** BEGIN DATASET **

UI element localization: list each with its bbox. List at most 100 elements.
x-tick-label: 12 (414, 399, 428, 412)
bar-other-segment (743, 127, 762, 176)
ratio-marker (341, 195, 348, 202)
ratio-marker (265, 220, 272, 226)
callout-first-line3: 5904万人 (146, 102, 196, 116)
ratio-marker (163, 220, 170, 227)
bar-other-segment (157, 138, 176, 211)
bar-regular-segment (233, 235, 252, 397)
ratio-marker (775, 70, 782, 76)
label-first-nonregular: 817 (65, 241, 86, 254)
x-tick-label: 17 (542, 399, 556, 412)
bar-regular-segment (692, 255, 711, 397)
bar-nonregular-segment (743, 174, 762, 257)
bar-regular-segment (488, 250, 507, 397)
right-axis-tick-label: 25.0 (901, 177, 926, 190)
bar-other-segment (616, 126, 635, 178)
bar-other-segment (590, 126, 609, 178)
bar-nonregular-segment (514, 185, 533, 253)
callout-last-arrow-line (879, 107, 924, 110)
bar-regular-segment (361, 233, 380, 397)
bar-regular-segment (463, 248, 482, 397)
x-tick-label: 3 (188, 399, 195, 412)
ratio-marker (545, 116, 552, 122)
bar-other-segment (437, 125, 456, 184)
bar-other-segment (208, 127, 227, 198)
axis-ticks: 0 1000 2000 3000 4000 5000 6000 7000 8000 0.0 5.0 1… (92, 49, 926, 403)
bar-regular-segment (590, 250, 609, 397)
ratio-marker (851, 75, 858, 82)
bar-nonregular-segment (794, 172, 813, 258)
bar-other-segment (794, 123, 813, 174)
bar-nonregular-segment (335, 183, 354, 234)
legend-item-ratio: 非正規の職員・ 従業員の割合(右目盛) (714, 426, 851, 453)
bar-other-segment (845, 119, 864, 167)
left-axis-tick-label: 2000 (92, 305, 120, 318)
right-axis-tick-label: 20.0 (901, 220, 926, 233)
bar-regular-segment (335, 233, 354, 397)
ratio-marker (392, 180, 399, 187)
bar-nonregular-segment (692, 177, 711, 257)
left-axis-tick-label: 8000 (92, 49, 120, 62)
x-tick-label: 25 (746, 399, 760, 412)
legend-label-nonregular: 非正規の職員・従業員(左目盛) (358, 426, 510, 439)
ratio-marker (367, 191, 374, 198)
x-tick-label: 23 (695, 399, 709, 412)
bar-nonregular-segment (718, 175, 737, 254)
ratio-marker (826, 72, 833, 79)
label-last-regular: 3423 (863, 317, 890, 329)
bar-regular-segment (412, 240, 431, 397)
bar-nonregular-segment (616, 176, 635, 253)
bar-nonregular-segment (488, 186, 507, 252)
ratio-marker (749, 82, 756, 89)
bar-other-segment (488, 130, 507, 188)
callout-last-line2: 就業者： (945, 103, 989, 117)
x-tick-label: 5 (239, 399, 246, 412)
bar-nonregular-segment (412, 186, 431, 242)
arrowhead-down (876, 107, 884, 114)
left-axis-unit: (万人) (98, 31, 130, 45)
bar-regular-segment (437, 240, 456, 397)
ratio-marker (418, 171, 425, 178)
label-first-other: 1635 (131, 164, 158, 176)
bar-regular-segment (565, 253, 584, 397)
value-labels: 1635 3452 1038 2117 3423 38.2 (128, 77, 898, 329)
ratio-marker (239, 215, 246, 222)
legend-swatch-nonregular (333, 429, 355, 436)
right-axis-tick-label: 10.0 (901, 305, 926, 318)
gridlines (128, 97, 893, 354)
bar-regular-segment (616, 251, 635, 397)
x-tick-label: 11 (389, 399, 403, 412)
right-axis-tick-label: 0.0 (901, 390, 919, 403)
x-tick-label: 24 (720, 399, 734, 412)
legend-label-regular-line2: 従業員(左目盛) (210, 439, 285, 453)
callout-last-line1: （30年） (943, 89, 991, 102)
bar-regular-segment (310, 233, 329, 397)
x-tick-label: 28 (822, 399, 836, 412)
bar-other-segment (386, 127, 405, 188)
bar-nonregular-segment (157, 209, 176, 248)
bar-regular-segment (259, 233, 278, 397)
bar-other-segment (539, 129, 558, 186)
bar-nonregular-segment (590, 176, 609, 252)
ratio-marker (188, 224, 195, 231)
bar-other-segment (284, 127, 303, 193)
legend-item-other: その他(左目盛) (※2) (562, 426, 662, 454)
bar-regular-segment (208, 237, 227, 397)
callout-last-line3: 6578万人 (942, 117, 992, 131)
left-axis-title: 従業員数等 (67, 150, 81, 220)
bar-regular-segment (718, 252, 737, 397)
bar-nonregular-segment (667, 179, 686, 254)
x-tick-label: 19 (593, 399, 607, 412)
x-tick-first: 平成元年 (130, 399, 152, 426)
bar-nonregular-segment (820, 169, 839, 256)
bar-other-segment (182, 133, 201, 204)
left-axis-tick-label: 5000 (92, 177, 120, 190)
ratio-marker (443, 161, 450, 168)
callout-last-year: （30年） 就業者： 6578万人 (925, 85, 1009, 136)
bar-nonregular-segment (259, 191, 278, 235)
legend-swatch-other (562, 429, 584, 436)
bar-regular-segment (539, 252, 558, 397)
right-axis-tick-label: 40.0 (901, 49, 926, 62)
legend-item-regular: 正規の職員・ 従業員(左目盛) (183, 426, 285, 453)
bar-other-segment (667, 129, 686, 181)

** END DATASET **

YOUR OBJECTIVE –
Convert every line of the records above into a JSON list of strings, with one string per line and blank lines omitted.

EXPECTED ANSWER –
[
  "UI element localization: list each with its bbox. List at most 100 elements.",
  "x-tick-label: 12 (414, 399, 428, 412)",
  "bar-other-segment (743, 127, 762, 176)",
  "ratio-marker (341, 195, 348, 202)",
  "ratio-marker (265, 220, 272, 226)",
  "callout-first-line3: 5904万人 (146, 102, 196, 116)",
  "ratio-marker (163, 220, 170, 227)",
  "bar-other-segment (157, 138, 176, 211)",
  "bar-regular-segment (233, 235, 252, 397)",
  "ratio-marker (775, 70, 782, 76)",
  "label-first-nonregular: 817 (65, 241, 86, 254)",
  "x-tick-label: 17 (542, 399, 556, 412)",
  "bar-regular-segment (692, 255, 711, 397)",
  "bar-nonregular-segment (743, 174, 762, 257)",
  "bar-regular-segment (488, 250, 507, 397)",
  "right-axis-tick-label: 25.0 (901, 177, 926, 190)",
  "bar-other-segment (616, 126, 635, 178)",
  "bar-other-segment (590, 126, 609, 178)",
  "bar-nonregular-segment (514, 185, 533, 253)",
  "callout-last-arrow-line (879, 107, 924, 110)",
  "bar-regular-segment (361, 233, 380, 397)",
  "bar-regular-segment (463, 248, 482, 397)",
  "x-tick-label: 3 (188, 399, 195, 412)",
  "ratio-marker (545, 116, 552, 122)",
  "bar-other-segment (437, 125, 456, 184)",
  "bar-other-segment (208, 127, 227, 198)",
  "axis-ticks: 0 1000 2000 3000 4000 5000 6000 7000 8000 0.0 5.0 1… (92, 49, 926, 403)",
  "bar-regular-segment (590, 250, 609, 397)",
  "ratio-marker (851, 75, 858, 82)",
  "bar-nonregular-segment (794, 172, 813, 258)",
  "bar-other-segment (794, 123, 813, 174)",
  "bar-nonregular-segment (335, 183, 354, 234)",
  "legend-item-ratio: 非正規の職員・ 従業員の割合(右目盛) (714, 426, 851, 453)",
  "bar-other-segment (845, 119, 864, 167)",
  "left-axis-tick-label: 2000 (92, 305, 120, 318)",
  "right-axis-tick-label: 20.0 (901, 220, 926, 233)",
  "bar-regular-segment (335, 233, 354, 397)",
  "ratio-marker (392, 180, 399, 187)",
  "bar-nonregular-segment (692, 177, 711, 257)",
  "left-axis-tick-label: 8000 (92, 49, 120, 62)",
  "x-tick-label: 25 (746, 399, 760, 412)",
  "legend-label-nonregular: 非正規の職員・従業員(左目盛) (358, 426, 510, 439)",
  "ratio-marker (367, 191, 374, 198)",
  "x-tick-label: 23 (695, 399, 709, 412)",
  "bar-nonregular-segment (718, 175, 737, 254)",
  "ratio-marker (826, 72, 833, 79)",
  "label-last-regular: 3423 (863, 317, 890, 329)",
  "bar-regular-segment (412, 240, 431, 397)",
  "bar-nonregular-segment (616, 176, 635, 253)",
  "bar-nonregular-segment (488, 186, 507, 252)",
  "ratio-marker (749, 82, 756, 89)",
  "bar-other-segment (488, 130, 507, 188)",
  "callout-last-line2: 就業者： (945, 103, 989, 117)",
  "x-tick-label: 5 (239, 399, 246, 412)",
  "bar-nonregular-segment (412, 186, 431, 242)",
  "arrowhead-down (876, 107, 884, 114)",
  "left-axis-unit: (万人) (98, 31, 130, 45)",
  "bar-regular-segment (437, 240, 456, 397)",
  "ratio-marker (418, 171, 425, 178)",
  "label-first-other: 1635 (131, 164, 158, 176)",
  "bar-regular-segment (565, 253, 584, 397)",
  "value-labels: 1635 3452 1038 2117 3423 38.2 (128, 77, 898, 329)",
  "ratio-marker (239, 215, 246, 222)",
  "legend-swatch-nonregular (333, 429, 355, 436)",
  "right-axis-tick-label: 10.0 (901, 305, 926, 318)",
  "gridlines (128, 97, 893, 354)",
  "bar-regular-segment (616, 251, 635, 397)",
  "x-tick-label: 11 (389, 399, 403, 412)",
  "right-axis-tick-label: 0.0 (901, 390, 919, 403)",
  "x-tick-label: 24 (720, 399, 734, 412)",
  "legend-label-regular-line2: 従業員(左目盛) (210, 439, 285, 453)",
  "callout-last-line1: （30年） (943, 89, 991, 102)",
  "bar-regular-segment (310, 233, 329, 397)",
  "x-tick-label: 28 (822, 399, 836, 412)",
  "bar-other-segment (386, 127, 405, 188)",
  "bar-nonregular-segment (157, 209, 176, 248)",
  "bar-regular-segment (259, 233, 278, 397)",
  "bar-other-segment (539, 129, 558, 186)",
  "bar-nonregular-segment (590, 176, 609, 252)",
  "ratio-marker (188, 224, 195, 231)",
  "bar-other-segment (284, 127, 303, 193)",
  "legend-item-other: その他(左目盛) (※2) (562, 426, 662, 454)",
  "bar-regular-segment (208, 237, 227, 397)",
  "callout-last-line3: 6578万人 (942, 117, 992, 131)",
  "left-axis-title: 従業員数等 (67, 150, 81, 220)",
  "bar-regular-segment (718, 252, 737, 397)",
  "bar-nonregular-segment (667, 179, 686, 254)",
  "x-tick-label: 19 (593, 399, 607, 412)",
  "x-tick-first: 平成元年 (130, 399, 152, 426)",
  "bar-nonregular-segment (820, 169, 839, 256)",
  "bar-other-segment (182, 133, 201, 204)",
  "left-axis-tick-label: 5000 (92, 177, 120, 190)",
  "ratio-marker (443, 161, 450, 168)",
  "callout-last-year: （30年） 就業者： 6578万人 (925, 85, 1009, 136)",
  "bar-nonregular-segment (259, 191, 278, 235)",
  "legend-swatch-other (562, 429, 584, 436)",
  "bar-regular-segment (539, 252, 558, 397)",
  "right-axis-tick-label: 40.0 (901, 49, 926, 62)",
  "legend-item-regular: 正規の職員・ 従業員(左目盛) (183, 426, 285, 453)",
  "bar-other-segment (667, 129, 686, 181)"
]